--- Start RECORDED DATA ---
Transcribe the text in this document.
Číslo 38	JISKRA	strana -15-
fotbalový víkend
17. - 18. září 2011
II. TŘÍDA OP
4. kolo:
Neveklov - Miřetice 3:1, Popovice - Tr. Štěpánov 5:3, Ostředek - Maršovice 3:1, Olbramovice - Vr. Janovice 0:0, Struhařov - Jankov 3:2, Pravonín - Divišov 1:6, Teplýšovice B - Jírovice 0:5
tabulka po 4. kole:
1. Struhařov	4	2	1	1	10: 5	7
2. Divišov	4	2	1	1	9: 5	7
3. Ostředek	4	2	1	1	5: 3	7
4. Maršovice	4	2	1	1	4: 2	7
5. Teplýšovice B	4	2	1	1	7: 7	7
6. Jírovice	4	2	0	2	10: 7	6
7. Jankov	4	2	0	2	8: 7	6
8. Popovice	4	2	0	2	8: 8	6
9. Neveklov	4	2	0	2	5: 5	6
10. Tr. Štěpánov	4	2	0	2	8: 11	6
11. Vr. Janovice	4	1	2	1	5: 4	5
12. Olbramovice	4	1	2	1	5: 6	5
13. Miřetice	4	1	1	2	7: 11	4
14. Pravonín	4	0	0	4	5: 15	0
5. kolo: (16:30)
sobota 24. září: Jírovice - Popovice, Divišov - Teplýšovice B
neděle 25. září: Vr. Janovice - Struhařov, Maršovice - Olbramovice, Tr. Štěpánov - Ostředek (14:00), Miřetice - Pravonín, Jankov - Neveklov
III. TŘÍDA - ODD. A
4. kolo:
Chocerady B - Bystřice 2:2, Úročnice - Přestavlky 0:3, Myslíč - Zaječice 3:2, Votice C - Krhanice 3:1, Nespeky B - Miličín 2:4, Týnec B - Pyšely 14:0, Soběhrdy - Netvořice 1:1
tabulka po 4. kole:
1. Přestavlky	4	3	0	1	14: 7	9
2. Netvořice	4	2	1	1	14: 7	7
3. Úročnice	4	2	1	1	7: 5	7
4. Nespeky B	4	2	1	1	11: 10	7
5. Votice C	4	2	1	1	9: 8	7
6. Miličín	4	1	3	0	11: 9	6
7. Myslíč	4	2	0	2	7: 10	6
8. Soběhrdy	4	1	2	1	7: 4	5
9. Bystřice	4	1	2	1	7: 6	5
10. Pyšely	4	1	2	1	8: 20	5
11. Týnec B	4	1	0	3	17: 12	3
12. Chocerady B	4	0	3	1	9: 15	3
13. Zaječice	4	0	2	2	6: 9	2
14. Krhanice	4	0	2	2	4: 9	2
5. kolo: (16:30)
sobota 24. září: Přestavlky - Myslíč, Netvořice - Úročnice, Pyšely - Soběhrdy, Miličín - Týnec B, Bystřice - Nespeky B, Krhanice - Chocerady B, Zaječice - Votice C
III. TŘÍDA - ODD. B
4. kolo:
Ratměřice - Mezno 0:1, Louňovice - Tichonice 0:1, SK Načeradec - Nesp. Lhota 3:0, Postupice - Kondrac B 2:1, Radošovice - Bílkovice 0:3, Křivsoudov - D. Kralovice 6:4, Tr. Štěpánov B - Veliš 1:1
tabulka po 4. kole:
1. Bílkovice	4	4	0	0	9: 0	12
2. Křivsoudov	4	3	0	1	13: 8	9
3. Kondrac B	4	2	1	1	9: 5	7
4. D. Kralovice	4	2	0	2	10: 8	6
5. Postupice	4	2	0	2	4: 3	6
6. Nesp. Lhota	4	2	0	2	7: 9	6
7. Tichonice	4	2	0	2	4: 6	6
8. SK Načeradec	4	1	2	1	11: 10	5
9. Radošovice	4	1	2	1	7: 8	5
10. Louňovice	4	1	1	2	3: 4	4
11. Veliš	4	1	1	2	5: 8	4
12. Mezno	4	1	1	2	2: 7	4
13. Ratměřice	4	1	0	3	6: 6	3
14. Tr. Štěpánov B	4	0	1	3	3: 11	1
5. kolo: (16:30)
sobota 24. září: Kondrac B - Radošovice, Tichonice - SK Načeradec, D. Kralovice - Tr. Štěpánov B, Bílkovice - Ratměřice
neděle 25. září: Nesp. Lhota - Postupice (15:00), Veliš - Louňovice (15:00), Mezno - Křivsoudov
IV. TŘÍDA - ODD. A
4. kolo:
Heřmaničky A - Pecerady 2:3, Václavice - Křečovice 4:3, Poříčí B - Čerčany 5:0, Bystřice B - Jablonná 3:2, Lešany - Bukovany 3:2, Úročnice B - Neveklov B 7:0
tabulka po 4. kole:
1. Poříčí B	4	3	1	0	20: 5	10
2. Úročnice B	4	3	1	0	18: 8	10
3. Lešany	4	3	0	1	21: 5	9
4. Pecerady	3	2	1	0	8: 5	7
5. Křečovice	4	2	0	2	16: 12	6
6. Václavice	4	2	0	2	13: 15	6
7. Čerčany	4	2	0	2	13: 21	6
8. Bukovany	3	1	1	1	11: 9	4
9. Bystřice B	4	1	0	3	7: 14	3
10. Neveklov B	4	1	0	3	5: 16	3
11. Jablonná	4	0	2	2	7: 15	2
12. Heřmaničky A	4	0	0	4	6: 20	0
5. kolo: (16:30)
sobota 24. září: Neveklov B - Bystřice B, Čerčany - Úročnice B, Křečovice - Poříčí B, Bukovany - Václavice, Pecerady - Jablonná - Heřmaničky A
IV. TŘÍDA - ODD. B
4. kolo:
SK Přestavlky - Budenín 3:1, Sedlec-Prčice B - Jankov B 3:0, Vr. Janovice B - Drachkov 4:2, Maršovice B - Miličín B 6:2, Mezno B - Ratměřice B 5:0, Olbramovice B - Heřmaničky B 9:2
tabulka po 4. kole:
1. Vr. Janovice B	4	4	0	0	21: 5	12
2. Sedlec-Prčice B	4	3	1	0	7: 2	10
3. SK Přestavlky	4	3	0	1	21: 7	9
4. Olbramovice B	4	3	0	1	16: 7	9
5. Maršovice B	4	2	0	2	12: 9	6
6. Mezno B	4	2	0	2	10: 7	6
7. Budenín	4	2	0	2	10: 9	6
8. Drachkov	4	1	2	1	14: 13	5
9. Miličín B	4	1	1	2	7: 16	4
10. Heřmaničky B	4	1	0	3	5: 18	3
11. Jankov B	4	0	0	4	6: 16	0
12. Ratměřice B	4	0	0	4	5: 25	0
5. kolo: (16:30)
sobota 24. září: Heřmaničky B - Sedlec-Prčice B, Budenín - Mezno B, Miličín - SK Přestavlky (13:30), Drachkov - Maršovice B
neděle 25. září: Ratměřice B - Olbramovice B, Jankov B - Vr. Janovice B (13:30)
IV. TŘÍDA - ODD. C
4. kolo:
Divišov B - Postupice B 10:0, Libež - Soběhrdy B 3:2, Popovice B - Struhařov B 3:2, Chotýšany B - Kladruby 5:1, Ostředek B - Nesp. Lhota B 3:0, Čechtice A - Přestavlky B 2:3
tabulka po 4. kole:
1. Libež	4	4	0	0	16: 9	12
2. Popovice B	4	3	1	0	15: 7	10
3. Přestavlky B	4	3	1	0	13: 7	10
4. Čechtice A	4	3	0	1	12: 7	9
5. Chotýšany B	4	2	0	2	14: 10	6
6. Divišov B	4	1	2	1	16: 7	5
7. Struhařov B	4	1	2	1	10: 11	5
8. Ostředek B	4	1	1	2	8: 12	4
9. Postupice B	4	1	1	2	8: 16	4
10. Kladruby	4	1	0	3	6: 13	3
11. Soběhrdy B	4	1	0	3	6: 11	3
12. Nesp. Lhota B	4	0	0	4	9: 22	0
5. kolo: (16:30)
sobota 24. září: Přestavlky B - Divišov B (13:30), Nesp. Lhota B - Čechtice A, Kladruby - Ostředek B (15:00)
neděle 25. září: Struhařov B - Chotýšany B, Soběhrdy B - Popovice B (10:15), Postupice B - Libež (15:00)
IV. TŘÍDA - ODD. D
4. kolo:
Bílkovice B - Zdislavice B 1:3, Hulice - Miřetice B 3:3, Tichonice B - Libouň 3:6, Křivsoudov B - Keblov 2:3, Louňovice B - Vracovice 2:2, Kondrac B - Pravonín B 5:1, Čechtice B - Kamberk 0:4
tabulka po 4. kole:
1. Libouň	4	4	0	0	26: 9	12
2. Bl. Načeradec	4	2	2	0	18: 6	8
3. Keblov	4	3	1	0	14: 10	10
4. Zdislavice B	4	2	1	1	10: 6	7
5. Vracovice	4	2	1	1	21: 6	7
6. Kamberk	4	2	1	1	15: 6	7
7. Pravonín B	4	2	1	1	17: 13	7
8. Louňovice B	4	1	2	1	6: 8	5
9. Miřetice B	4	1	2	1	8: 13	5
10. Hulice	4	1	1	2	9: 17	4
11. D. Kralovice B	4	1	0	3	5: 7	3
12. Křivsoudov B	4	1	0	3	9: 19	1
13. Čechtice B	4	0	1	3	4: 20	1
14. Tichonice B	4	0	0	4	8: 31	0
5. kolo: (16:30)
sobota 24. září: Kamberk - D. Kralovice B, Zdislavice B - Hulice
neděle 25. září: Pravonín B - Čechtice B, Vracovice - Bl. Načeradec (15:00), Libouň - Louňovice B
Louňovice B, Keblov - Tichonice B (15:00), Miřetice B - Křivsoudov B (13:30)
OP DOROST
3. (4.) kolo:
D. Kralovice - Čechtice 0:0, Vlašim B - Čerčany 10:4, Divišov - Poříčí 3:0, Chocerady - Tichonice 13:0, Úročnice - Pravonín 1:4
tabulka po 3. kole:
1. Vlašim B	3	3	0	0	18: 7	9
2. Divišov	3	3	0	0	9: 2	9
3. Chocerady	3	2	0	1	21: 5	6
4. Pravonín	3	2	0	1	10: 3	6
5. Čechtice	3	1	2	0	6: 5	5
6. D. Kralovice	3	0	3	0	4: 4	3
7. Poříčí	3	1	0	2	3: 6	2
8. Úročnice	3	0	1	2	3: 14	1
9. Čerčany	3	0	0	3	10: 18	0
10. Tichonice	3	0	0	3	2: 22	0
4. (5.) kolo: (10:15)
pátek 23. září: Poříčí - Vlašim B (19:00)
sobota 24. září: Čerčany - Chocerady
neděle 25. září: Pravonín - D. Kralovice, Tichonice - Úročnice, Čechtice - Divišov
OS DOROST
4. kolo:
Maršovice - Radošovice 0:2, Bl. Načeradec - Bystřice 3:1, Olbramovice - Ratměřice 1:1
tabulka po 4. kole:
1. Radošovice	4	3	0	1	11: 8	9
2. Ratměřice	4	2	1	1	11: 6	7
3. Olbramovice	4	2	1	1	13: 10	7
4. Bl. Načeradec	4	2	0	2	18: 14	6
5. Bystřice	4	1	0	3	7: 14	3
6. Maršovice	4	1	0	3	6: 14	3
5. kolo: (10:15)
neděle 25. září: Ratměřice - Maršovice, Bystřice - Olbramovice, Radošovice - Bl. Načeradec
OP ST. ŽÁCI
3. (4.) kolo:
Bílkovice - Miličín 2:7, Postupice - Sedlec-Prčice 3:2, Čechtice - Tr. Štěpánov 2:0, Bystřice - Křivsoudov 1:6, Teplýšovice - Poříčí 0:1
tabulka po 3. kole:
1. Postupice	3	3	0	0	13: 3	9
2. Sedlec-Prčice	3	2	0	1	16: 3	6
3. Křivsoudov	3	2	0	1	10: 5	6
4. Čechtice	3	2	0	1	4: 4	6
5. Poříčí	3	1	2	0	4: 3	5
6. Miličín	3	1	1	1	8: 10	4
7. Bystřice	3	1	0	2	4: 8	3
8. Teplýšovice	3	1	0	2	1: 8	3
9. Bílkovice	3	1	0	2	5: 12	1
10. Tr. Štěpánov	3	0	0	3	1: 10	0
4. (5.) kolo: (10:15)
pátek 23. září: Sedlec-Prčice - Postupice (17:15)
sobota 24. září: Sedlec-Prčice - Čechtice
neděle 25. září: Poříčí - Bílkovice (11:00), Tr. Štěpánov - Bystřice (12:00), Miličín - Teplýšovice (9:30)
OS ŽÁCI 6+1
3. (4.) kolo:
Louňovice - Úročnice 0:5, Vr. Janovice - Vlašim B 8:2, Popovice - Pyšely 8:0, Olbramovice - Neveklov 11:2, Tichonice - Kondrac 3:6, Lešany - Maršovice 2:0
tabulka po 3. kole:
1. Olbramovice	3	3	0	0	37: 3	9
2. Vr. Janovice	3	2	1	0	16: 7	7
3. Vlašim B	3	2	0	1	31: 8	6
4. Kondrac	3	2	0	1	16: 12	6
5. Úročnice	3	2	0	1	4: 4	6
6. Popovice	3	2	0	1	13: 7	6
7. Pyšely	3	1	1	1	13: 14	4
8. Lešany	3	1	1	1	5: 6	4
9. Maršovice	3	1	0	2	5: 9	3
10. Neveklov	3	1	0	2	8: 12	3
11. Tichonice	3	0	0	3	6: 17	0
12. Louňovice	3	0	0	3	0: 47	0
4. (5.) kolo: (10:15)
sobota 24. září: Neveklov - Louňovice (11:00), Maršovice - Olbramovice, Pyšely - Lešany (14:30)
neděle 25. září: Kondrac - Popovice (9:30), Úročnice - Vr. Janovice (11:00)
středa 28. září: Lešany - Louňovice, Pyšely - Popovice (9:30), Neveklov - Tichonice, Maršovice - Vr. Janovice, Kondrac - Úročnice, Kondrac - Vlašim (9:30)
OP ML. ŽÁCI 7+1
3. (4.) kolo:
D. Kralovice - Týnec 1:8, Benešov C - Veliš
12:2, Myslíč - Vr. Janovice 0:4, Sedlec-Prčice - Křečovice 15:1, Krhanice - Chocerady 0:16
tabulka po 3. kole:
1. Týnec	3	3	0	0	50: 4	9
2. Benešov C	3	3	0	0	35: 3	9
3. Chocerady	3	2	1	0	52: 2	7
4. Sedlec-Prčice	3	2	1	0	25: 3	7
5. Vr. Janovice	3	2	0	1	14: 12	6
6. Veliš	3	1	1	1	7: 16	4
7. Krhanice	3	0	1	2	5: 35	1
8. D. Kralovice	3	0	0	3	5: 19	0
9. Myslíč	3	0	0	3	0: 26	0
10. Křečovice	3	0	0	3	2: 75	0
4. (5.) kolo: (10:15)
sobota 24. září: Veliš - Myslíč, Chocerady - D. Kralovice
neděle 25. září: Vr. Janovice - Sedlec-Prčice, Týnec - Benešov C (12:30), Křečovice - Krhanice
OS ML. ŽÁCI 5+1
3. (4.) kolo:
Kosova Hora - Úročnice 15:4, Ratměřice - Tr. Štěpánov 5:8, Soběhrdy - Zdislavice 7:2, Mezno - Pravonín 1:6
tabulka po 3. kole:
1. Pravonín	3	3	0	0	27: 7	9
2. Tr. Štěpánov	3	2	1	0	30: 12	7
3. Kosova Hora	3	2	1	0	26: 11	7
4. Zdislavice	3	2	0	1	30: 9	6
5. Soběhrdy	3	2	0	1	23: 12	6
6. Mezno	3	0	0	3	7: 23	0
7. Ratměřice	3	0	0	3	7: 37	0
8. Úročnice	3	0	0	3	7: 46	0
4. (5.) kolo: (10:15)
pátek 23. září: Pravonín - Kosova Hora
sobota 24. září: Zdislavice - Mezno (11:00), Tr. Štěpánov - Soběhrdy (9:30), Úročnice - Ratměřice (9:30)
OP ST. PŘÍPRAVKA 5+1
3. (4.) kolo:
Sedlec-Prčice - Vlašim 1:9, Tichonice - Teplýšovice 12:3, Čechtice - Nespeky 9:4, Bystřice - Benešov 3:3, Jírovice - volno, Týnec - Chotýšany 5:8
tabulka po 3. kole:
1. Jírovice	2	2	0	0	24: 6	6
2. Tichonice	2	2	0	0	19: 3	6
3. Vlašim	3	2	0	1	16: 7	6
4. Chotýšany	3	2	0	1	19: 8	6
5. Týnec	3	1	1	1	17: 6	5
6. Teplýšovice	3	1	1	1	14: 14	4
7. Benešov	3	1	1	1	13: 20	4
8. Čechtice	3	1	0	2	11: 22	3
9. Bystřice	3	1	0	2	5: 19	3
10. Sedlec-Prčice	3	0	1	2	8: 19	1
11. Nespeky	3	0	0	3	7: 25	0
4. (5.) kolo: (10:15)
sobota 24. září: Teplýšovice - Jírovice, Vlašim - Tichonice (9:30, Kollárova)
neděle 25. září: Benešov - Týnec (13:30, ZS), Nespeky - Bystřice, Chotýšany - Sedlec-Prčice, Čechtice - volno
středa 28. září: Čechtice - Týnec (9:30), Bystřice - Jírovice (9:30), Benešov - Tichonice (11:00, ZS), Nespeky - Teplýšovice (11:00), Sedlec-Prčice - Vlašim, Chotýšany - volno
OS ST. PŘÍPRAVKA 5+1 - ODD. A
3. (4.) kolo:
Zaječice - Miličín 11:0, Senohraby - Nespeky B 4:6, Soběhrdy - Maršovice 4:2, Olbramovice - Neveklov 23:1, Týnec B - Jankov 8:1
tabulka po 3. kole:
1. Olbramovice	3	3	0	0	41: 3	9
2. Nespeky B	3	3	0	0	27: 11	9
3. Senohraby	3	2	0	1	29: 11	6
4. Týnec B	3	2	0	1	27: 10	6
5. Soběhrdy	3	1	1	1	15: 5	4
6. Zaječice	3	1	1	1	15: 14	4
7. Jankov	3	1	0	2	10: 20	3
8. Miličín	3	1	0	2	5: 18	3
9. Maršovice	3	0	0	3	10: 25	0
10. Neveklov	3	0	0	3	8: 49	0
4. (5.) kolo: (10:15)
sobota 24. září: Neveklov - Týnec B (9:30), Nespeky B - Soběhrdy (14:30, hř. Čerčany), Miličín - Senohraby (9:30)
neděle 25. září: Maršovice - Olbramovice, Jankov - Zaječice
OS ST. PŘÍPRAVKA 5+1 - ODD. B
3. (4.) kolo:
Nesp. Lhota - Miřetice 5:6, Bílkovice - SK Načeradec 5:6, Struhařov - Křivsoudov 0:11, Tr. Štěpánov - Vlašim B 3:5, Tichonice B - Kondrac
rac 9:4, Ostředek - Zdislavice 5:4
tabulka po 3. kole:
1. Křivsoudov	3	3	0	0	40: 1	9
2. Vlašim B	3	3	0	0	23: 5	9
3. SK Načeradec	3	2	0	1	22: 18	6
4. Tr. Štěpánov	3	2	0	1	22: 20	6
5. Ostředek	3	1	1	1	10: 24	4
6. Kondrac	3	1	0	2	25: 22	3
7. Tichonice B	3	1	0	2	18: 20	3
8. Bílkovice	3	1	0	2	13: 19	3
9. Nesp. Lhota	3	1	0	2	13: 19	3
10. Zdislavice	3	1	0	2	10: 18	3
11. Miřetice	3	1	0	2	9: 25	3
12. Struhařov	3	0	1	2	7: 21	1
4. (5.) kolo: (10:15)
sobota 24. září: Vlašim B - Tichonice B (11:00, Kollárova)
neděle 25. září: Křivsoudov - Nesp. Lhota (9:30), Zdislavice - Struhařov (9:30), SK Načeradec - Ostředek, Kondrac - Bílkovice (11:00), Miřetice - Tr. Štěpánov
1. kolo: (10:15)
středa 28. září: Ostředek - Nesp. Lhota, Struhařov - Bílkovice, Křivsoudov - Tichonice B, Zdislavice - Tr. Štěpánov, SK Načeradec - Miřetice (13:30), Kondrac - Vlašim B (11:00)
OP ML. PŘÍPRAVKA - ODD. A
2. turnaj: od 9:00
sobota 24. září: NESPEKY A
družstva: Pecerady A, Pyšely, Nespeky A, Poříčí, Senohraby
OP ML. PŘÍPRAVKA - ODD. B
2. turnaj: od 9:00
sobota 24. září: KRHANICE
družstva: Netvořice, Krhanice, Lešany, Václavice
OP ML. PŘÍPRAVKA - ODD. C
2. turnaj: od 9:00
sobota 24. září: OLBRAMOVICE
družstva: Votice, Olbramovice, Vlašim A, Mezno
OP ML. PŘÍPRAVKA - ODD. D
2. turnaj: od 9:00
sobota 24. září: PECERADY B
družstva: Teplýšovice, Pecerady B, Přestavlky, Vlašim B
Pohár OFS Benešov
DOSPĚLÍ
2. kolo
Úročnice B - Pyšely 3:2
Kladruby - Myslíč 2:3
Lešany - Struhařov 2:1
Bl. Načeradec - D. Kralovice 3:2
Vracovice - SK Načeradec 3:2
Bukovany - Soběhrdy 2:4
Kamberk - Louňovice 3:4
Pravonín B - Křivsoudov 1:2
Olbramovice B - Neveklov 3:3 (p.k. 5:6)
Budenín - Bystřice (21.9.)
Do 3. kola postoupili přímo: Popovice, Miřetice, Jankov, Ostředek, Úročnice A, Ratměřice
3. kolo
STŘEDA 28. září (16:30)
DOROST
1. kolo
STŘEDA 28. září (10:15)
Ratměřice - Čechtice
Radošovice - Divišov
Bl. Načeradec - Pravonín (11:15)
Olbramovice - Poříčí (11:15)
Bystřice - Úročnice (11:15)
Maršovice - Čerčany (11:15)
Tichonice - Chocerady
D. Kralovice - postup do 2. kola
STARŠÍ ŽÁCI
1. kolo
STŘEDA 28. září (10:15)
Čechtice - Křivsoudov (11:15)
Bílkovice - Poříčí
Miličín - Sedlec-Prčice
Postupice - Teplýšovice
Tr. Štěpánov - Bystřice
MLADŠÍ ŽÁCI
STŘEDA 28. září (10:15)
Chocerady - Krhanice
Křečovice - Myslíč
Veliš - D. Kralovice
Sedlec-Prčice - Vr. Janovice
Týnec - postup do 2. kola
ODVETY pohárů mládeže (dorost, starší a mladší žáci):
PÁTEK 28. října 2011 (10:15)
--- End RECORDED DATA ---
- **GIVEN INSTRUCTION**
Only the number is needed here: how many lines of the records contain "Benešov"?

- **ANSWER TO THE TASK**
8